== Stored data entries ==
(begin)

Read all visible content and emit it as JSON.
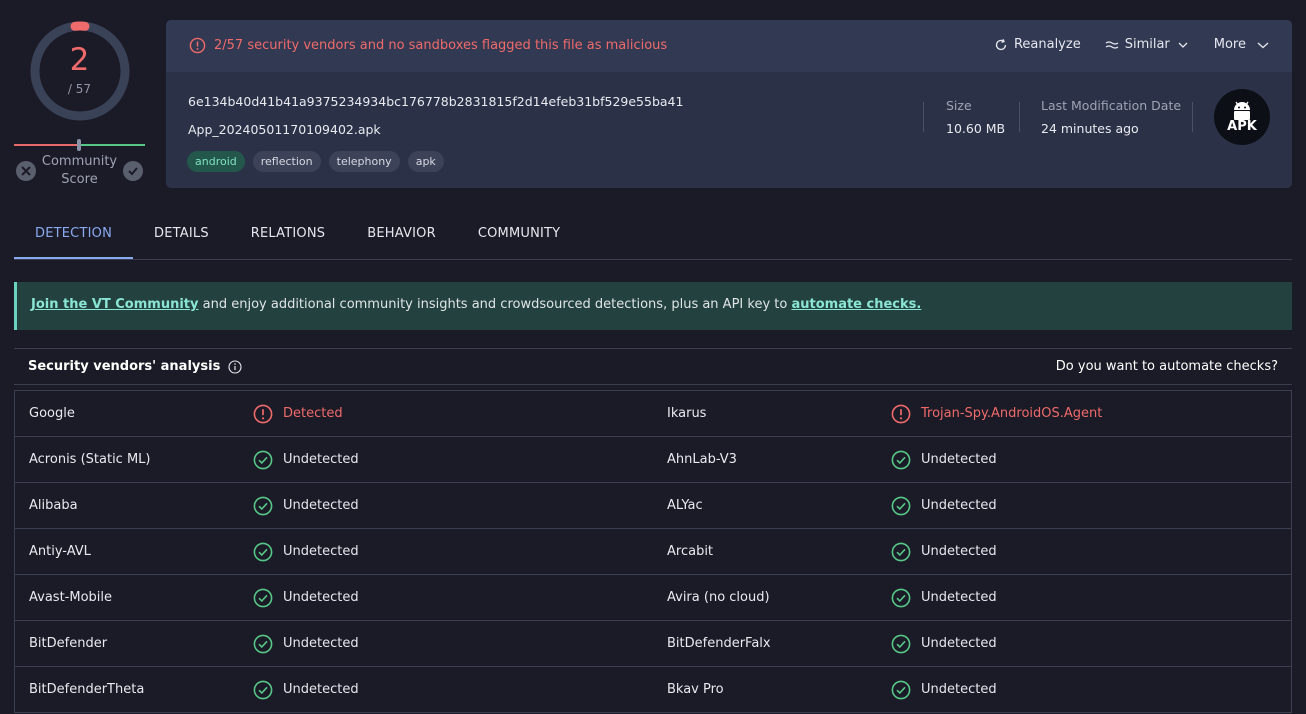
{
  "score": {
    "detected": "2",
    "total": "/ 57",
    "community_label": "Community Score"
  },
  "alert": {
    "text": "2/57 security vendors and no sandboxes flagged this file as malicious"
  },
  "actions": {
    "reanalyze": "Reanalyze",
    "similar": "Similar",
    "more": "More"
  },
  "file": {
    "hash": "6e134b40d41b41a9375234934bc176778b2831815f2d14efeb31bf529e55ba41",
    "name": "App_20240501170109402.apk",
    "tags": [
      "android",
      "reflection",
      "telephony",
      "apk"
    ],
    "size_label": "Size",
    "size_value": "10.60 MB",
    "mod_label": "Last Modification Date",
    "mod_value": "24 minutes ago",
    "type_badge": "APK"
  },
  "tabs": [
    "DETECTION",
    "DETAILS",
    "RELATIONS",
    "BEHAVIOR",
    "COMMUNITY"
  ],
  "banner": {
    "link1": "Join the VT Community",
    "middle": " and enjoy additional community insights and crowdsourced detections, plus an API key to ",
    "link2": "automate checks."
  },
  "analysis": {
    "title": "Security vendors' analysis",
    "automate": "Do you want to automate checks?"
  },
  "colors": {
    "malicious": "#ef6a6a",
    "clean": "#57c787",
    "accent": "#8aaaf0"
  },
  "vendors": [
    {
      "left": "Google",
      "left_result": "Detected",
      "left_status": "bad",
      "right": "Ikarus",
      "right_result": "Trojan-Spy.AndroidOS.Agent",
      "right_status": "bad"
    },
    {
      "left": "Acronis (Static ML)",
      "left_result": "Undetected",
      "left_status": "ok",
      "right": "AhnLab-V3",
      "right_result": "Undetected",
      "right_status": "ok"
    },
    {
      "left": "Alibaba",
      "left_result": "Undetected",
      "left_status": "ok",
      "right": "ALYac",
      "right_result": "Undetected",
      "right_status": "ok"
    },
    {
      "left": "Antiy-AVL",
      "left_result": "Undetected",
      "left_status": "ok",
      "right": "Arcabit",
      "right_result": "Undetected",
      "right_status": "ok"
    },
    {
      "left": "Avast-Mobile",
      "left_result": "Undetected",
      "left_status": "ok",
      "right": "Avira (no cloud)",
      "right_result": "Undetected",
      "right_status": "ok"
    },
    {
      "left": "BitDefender",
      "left_result": "Undetected",
      "left_status": "ok",
      "right": "BitDefenderFalx",
      "right_result": "Undetected",
      "right_status": "ok"
    },
    {
      "left": "BitDefenderTheta",
      "left_result": "Undetected",
      "left_status": "ok",
      "right": "Bkav Pro",
      "right_result": "Undetected",
      "right_status": "ok"
    }
  ]
}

(end)

== Work instructions ==
Scan the entries above for the word "vendors" and collect each line holding it.

== Solution to the problem ==
    "text": "2/57 security vendors and no sandboxes flagged this file as malicious"
    "title": "Security vendors' analysis",
  "vendors": [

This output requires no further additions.